→ Job: Search the records for "this". Copy every line where it appears.

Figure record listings
--*--

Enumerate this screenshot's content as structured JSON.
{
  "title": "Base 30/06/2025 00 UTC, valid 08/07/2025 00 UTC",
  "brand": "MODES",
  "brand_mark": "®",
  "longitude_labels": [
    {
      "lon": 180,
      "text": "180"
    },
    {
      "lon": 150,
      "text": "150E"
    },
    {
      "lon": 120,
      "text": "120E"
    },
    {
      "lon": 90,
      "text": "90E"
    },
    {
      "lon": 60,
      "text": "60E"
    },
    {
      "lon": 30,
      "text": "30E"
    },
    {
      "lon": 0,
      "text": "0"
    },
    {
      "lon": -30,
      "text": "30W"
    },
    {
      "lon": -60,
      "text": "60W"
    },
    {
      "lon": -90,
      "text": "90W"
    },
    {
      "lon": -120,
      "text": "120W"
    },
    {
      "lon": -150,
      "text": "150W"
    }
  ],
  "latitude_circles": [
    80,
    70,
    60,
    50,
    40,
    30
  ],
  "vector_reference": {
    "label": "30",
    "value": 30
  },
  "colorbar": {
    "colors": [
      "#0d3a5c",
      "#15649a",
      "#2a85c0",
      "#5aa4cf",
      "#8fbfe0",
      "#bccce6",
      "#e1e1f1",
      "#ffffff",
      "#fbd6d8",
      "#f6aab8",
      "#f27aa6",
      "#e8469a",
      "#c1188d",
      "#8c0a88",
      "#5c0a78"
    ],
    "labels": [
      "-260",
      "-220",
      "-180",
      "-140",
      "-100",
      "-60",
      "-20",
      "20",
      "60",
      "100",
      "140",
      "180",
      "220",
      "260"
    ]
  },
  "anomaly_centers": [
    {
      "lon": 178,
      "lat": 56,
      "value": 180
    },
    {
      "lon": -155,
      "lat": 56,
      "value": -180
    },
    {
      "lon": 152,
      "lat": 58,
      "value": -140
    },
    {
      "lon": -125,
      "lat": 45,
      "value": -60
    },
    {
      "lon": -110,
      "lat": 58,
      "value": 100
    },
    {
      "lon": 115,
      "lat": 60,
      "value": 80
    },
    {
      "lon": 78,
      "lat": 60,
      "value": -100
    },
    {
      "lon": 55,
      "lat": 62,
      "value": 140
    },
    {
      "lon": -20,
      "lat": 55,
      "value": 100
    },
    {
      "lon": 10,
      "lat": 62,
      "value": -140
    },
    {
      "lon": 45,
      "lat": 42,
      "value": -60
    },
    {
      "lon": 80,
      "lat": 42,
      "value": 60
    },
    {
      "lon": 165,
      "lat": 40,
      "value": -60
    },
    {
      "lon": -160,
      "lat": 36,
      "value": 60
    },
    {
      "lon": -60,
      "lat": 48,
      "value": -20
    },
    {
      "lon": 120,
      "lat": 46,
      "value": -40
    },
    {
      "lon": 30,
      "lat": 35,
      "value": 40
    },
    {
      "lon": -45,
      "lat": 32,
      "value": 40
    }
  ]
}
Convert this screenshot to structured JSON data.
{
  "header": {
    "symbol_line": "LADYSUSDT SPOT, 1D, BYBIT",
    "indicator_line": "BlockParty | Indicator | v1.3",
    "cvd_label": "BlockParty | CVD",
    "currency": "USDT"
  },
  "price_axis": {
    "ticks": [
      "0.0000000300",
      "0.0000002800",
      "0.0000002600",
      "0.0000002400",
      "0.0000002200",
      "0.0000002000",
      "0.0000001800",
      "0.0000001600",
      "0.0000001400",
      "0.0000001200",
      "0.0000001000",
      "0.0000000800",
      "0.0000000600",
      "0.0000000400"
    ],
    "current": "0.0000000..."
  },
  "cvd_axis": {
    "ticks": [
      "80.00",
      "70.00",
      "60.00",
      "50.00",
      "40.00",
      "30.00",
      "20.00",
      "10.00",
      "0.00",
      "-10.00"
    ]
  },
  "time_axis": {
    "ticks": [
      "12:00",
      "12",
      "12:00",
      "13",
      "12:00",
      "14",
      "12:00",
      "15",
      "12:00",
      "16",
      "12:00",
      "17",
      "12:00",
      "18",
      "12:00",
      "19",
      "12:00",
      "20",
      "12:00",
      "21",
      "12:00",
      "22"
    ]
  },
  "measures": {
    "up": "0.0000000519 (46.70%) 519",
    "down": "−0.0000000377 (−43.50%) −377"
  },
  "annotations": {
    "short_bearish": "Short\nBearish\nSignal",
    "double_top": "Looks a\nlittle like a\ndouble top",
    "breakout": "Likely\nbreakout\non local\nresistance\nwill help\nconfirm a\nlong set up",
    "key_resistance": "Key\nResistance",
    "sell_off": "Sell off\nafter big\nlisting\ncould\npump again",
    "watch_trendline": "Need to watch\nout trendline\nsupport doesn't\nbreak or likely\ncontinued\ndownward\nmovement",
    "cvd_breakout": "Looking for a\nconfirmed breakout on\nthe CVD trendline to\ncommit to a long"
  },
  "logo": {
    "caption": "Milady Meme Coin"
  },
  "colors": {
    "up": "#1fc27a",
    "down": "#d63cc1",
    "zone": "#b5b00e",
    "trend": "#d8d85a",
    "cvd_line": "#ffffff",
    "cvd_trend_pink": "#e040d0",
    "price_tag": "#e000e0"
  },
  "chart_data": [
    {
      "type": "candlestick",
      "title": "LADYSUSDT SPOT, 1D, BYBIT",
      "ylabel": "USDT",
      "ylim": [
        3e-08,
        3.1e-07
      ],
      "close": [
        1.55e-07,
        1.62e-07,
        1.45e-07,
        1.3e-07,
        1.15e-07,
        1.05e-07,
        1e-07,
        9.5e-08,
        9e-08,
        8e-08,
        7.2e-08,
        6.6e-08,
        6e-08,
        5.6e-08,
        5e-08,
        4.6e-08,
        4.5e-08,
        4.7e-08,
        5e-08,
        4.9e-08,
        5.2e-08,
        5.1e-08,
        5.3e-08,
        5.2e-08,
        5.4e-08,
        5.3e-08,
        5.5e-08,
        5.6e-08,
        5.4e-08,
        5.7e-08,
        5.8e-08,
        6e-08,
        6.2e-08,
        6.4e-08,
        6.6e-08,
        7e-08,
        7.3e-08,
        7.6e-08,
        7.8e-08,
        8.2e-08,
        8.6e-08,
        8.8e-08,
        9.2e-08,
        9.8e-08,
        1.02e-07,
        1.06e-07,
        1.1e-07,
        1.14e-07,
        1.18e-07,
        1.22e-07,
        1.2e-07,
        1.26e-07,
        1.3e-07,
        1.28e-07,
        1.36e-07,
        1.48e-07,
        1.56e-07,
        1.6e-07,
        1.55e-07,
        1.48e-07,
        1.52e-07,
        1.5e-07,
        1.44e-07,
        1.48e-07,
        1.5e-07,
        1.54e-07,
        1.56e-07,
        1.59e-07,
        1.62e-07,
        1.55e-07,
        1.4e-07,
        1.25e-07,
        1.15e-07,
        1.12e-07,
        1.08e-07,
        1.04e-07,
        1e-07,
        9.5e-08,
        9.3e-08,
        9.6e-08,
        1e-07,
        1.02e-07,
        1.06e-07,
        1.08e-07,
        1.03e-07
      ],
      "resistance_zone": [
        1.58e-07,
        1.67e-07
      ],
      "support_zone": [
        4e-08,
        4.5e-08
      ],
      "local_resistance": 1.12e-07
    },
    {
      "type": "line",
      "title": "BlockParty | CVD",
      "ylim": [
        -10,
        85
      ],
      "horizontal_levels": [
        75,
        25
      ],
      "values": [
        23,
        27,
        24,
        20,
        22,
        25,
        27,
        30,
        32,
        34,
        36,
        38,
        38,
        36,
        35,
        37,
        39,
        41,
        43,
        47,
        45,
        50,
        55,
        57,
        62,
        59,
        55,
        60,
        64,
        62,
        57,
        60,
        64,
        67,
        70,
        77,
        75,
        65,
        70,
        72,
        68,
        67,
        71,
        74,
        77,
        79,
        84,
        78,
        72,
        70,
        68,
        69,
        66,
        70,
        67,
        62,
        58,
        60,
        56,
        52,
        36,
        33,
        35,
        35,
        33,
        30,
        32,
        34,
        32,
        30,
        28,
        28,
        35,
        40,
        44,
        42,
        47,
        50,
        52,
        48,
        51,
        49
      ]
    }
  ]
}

--*--

→ Response to the task:
Enumerate this screenshot's content as structured JSON.
Convert this screenshot to structured JSON data.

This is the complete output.